> _Data_
** start **
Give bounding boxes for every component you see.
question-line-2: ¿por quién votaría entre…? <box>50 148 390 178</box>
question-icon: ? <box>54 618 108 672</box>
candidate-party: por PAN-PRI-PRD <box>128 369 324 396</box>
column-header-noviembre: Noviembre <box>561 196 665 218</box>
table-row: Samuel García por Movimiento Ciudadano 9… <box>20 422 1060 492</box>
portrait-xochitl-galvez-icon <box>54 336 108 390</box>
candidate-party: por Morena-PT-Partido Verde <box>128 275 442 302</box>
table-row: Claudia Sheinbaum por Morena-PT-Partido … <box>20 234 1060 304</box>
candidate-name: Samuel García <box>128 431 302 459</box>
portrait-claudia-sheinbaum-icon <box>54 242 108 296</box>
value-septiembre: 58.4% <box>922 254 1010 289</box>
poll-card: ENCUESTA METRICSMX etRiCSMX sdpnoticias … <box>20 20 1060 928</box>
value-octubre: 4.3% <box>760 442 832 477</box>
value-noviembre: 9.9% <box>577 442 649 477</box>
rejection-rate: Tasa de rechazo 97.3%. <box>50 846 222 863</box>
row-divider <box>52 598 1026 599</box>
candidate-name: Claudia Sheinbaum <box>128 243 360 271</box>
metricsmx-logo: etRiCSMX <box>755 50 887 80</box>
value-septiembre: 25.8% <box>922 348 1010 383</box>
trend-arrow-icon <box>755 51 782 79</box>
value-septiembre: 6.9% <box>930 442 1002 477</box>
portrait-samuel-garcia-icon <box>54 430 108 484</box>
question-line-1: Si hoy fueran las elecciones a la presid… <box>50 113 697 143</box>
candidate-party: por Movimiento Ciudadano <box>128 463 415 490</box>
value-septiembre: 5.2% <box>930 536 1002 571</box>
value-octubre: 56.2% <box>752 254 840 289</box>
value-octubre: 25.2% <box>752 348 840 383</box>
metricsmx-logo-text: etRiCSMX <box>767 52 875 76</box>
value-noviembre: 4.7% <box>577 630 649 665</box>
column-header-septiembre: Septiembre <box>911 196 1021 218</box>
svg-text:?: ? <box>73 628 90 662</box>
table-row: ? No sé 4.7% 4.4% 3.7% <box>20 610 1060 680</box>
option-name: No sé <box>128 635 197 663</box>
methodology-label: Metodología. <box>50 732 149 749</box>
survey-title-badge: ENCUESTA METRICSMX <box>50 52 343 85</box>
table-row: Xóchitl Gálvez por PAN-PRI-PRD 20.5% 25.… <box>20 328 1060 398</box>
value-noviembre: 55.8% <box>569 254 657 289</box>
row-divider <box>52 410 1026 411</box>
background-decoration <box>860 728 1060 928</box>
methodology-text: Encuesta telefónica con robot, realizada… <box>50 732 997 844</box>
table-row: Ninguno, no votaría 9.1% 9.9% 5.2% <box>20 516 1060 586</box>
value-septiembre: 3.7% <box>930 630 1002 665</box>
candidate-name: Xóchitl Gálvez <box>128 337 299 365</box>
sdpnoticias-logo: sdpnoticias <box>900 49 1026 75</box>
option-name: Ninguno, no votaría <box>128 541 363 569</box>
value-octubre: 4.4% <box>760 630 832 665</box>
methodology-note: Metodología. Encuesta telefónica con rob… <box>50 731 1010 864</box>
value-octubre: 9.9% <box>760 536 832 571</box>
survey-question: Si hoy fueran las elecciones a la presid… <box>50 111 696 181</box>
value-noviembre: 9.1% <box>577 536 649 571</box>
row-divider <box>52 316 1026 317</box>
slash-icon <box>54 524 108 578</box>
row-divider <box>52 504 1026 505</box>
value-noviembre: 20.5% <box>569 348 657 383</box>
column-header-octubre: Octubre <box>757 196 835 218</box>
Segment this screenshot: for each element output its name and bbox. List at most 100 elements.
** end **
** start **
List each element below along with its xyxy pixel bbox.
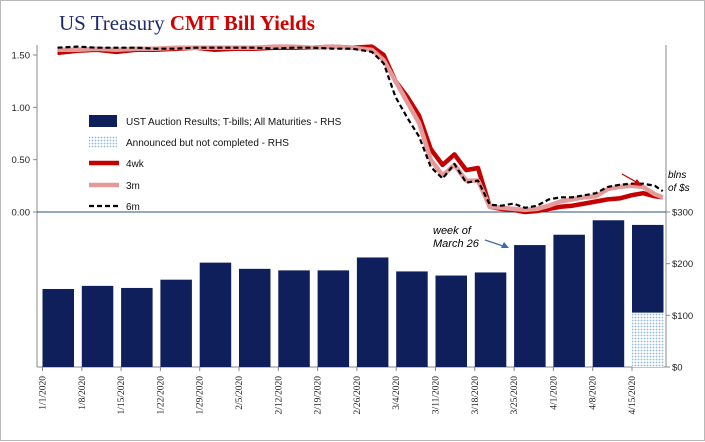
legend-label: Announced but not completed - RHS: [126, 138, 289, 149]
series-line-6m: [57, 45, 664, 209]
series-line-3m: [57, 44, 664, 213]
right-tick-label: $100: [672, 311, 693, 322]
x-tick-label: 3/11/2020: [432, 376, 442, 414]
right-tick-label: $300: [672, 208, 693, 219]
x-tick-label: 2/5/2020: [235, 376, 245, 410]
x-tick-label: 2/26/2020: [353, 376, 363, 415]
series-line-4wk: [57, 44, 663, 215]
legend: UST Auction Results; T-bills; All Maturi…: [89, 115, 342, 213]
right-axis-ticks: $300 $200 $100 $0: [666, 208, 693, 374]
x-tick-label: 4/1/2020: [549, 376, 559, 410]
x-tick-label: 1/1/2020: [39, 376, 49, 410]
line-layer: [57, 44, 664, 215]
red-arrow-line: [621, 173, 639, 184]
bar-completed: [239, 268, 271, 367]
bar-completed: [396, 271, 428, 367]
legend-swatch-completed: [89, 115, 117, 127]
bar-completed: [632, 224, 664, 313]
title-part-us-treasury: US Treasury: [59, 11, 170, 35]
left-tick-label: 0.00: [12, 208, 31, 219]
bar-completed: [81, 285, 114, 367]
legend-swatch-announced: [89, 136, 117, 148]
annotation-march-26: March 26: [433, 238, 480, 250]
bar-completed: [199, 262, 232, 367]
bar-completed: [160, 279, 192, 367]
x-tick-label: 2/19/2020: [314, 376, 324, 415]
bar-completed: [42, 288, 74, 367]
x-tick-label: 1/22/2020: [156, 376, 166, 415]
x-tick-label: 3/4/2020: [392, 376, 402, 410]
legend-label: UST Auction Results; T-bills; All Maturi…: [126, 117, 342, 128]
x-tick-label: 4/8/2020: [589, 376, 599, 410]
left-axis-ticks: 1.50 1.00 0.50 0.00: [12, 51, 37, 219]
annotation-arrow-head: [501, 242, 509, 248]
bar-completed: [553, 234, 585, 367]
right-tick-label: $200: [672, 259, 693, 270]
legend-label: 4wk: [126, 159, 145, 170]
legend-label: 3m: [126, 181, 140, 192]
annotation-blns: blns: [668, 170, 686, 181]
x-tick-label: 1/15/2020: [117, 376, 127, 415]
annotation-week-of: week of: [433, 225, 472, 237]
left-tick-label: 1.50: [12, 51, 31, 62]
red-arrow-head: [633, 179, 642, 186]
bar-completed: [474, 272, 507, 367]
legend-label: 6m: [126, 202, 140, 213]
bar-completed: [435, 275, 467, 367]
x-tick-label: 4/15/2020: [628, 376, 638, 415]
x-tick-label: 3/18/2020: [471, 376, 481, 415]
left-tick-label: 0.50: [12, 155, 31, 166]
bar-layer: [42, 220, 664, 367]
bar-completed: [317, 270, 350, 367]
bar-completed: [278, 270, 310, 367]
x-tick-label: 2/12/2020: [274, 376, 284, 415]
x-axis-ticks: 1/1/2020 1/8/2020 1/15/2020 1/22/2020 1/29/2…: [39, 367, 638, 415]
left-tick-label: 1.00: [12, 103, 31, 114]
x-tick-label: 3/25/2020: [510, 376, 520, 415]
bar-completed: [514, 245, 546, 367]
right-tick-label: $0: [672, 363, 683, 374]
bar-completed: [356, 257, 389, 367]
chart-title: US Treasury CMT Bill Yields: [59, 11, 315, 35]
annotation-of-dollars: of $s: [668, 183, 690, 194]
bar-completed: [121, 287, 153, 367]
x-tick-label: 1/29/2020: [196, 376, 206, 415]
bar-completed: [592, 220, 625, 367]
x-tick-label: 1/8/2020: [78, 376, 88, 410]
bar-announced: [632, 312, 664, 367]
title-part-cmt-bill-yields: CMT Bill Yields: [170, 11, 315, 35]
** end **
** start **
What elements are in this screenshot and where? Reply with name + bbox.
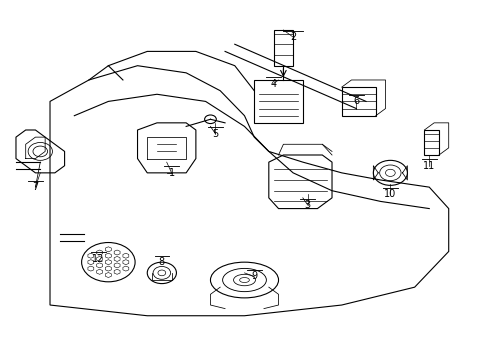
** end **
> _Exercise description_
Find each line above that contains the string "table" and copy those lines out, treating uppercase and lowercase as different.

> _Reply_
table-row: Samuel García por Movimiento Ciudadano 9… <box>20 422 1060 492</box>
table-row: Claudia Sheinbaum por Morena-PT-Partido … <box>20 234 1060 304</box>
table-row: ? No sé 4.7% 4.4% 3.7% <box>20 610 1060 680</box>
table-row: Xóchitl Gálvez por PAN-PRI-PRD 20.5% 25.… <box>20 328 1060 398</box>
table-row: Ninguno, no votaría 9.1% 9.9% 5.2% <box>20 516 1060 586</box>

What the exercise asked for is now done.